→ Aim: Write out, word for word, every line from the one containing "Parse this screenshot: output" through the last line of the records below, both ends included.

** Start of Dataset **

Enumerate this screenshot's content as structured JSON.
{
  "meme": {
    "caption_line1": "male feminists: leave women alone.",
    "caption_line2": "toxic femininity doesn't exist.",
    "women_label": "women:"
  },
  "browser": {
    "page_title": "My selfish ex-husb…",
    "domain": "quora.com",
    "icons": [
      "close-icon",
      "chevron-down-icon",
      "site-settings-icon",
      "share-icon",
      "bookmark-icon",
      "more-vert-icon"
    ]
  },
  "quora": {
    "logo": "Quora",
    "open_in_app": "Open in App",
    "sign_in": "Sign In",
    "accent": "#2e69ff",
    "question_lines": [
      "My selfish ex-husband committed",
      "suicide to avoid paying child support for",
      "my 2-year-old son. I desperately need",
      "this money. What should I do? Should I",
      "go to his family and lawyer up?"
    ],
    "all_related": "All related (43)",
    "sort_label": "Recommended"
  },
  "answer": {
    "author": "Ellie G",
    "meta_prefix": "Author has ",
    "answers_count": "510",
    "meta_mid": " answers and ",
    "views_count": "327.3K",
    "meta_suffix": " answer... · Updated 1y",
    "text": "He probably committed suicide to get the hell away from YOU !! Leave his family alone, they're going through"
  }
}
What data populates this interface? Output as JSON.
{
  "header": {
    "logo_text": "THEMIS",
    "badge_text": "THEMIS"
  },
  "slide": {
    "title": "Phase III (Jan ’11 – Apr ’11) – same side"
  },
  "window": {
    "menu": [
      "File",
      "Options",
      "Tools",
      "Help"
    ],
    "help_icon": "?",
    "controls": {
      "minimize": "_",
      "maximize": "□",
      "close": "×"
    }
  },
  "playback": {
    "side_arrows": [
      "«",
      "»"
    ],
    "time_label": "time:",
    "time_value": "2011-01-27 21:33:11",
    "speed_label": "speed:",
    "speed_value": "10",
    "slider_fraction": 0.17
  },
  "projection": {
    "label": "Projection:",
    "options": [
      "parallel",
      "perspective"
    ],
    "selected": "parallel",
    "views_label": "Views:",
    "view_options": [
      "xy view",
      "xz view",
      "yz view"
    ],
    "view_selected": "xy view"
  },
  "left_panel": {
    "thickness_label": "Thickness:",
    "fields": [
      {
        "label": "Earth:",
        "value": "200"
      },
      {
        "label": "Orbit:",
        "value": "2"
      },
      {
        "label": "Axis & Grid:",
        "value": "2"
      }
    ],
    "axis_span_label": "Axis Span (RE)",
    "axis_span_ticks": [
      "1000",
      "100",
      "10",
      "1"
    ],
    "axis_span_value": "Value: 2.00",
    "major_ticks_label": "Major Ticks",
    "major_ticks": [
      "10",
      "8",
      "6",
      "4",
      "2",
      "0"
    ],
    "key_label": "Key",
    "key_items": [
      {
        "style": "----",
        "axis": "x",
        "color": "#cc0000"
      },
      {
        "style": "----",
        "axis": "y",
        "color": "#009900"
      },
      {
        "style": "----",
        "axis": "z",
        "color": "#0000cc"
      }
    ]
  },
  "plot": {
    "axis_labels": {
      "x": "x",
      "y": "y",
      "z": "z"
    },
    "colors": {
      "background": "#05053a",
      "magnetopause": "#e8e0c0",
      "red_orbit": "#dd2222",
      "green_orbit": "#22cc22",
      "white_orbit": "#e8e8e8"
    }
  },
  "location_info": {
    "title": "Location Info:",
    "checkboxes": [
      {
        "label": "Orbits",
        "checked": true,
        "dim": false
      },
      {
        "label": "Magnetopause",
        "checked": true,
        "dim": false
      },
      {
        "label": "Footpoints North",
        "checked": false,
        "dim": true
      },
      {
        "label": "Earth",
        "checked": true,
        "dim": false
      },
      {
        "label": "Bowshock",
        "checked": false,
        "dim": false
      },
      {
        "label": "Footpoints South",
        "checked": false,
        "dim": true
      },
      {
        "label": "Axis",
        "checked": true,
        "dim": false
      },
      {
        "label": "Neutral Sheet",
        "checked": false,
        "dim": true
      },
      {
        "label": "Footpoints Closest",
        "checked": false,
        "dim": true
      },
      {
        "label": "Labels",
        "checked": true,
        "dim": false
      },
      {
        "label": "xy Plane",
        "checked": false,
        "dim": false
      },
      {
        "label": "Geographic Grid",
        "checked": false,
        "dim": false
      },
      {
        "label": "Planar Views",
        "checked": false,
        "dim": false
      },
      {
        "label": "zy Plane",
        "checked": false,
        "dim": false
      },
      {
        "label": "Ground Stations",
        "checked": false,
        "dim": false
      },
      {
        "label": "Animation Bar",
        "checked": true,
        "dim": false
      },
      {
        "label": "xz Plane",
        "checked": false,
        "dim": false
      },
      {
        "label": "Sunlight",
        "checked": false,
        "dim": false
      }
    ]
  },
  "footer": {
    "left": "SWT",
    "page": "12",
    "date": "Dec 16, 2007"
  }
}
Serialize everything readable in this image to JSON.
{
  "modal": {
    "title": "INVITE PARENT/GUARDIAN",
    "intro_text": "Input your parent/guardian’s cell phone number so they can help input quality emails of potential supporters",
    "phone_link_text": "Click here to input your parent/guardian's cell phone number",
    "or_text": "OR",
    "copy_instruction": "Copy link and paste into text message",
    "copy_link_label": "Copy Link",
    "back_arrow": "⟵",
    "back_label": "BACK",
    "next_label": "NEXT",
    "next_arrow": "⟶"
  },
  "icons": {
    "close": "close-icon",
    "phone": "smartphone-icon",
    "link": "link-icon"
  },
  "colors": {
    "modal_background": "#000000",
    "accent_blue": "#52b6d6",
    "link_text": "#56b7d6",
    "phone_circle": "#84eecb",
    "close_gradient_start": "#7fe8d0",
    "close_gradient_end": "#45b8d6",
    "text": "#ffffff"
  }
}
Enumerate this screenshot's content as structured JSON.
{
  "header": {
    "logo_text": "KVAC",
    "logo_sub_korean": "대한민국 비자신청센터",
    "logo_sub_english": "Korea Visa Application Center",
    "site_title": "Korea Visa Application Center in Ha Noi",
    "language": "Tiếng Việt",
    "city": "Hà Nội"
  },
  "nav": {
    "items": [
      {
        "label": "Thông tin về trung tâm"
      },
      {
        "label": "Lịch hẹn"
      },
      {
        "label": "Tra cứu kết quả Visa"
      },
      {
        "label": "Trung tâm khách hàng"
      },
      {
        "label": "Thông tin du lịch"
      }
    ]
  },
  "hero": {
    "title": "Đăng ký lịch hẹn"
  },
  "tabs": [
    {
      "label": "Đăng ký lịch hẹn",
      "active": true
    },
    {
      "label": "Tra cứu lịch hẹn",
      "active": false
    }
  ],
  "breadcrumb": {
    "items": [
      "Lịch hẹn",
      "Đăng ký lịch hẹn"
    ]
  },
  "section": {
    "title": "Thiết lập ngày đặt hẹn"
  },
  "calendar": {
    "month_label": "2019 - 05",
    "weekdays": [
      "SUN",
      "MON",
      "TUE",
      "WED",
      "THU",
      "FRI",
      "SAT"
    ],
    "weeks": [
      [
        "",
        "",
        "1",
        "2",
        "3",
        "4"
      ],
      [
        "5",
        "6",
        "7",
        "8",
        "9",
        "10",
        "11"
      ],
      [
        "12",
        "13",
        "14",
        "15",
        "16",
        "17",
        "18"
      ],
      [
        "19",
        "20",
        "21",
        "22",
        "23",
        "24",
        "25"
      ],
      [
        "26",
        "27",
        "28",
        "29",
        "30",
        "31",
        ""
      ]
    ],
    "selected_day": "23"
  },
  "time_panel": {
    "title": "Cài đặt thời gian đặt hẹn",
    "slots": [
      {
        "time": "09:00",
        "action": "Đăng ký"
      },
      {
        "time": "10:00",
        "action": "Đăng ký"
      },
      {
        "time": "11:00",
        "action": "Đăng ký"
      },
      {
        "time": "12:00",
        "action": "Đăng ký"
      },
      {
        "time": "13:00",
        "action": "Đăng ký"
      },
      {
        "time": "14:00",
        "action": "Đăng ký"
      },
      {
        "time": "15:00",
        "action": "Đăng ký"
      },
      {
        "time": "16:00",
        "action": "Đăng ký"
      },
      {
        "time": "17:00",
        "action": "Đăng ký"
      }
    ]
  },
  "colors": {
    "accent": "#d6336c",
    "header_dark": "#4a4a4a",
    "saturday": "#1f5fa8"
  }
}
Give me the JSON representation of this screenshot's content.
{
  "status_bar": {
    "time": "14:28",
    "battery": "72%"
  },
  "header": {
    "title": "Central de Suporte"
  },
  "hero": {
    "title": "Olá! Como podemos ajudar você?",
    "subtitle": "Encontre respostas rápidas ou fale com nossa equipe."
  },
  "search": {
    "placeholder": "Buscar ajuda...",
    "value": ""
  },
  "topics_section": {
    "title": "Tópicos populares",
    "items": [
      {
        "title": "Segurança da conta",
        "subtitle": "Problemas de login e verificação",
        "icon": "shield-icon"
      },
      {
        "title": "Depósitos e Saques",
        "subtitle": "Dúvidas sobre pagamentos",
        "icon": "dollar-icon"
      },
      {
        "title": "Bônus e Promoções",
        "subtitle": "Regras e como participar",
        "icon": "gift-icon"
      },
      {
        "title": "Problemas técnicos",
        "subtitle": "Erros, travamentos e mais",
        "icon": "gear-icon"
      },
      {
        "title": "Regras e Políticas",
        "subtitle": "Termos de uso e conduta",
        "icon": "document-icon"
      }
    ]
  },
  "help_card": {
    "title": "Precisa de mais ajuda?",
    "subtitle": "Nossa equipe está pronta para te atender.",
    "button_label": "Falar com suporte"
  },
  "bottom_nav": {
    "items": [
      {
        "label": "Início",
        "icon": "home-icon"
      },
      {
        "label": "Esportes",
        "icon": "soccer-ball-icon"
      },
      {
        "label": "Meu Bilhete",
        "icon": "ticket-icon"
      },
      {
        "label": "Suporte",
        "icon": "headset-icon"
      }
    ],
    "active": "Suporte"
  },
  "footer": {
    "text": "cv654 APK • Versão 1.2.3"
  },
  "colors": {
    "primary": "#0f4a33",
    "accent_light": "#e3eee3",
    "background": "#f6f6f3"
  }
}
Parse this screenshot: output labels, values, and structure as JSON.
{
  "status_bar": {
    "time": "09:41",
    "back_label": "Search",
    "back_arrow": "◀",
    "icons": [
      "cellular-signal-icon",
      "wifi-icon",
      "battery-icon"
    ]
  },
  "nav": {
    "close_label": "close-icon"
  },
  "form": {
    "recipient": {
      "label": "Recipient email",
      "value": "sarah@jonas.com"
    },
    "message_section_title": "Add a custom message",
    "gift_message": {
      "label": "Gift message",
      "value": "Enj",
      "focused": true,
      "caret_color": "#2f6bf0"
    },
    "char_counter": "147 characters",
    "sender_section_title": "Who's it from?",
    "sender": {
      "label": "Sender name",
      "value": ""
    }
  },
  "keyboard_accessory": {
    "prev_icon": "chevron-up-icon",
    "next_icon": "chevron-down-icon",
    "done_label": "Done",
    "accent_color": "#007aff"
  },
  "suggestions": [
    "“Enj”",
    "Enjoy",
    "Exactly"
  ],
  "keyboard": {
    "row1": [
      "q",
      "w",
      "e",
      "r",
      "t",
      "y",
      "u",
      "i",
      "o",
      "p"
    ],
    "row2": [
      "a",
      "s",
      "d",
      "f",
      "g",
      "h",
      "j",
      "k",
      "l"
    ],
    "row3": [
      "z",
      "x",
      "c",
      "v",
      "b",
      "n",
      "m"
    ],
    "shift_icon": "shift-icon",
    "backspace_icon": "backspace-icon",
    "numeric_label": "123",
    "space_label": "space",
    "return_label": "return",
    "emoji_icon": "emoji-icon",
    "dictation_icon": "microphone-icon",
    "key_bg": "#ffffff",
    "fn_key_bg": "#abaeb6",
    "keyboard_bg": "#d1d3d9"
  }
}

** End of Dataset **

→ Correct answer:
Parse this screenshot: output labels, values, and structure as JSON.
{
  "status_bar": {
    "time": "09:41",
    "back_label": "Search",
    "back_arrow": "◀",
    "icons": [
      "cellular-signal-icon",
      "wifi-icon",
      "battery-icon"
    ]
  },
  "nav": {
    "close_label": "close-icon"
  },
  "form": {
    "recipient": {
      "label": "Recipient email",
      "value": "sarah@jonas.com"
    },
    "message_section_title": "Add a custom message",
    "gift_message": {
      "label": "Gift message",
      "value": "Enj",
      "focused": true,
      "caret_color": "#2f6bf0"
    },
    "char_counter": "147 characters",
    "sender_section_title": "Who's it from?",
    "sender": {
      "label": "Sender name",
      "value": ""
    }
  },
  "keyboard_accessory": {
    "prev_icon": "chevron-up-icon",
    "next_icon": "chevron-down-icon",
    "done_label": "Done",
    "accent_color": "#007aff"
  },
  "suggestions": [
    "“Enj”",
    "Enjoy",
    "Exactly"
  ],
  "keyboard": {
    "row1": [
      "q",
      "w",
      "e",
      "r",
      "t",
      "y",
      "u",
      "i",
      "o",
      "p"
    ],
    "row2": [
      "a",
      "s",
      "d",
      "f",
      "g",
      "h",
      "j",
      "k",
      "l"
    ],
    "row3": [
      "z",
      "x",
      "c",
      "v",
      "b",
      "n",
      "m"
    ],
    "shift_icon": "shift-icon",
    "backspace_icon": "backspace-icon",
    "numeric_label": "123",
    "space_label": "space",
    "return_label": "return",
    "emoji_icon": "emoji-icon",
    "dictation_icon": "microphone-icon",
    "key_bg": "#ffffff",
    "fn_key_bg": "#abaeb6",
    "keyboard_bg": "#d1d3d9"
  }
}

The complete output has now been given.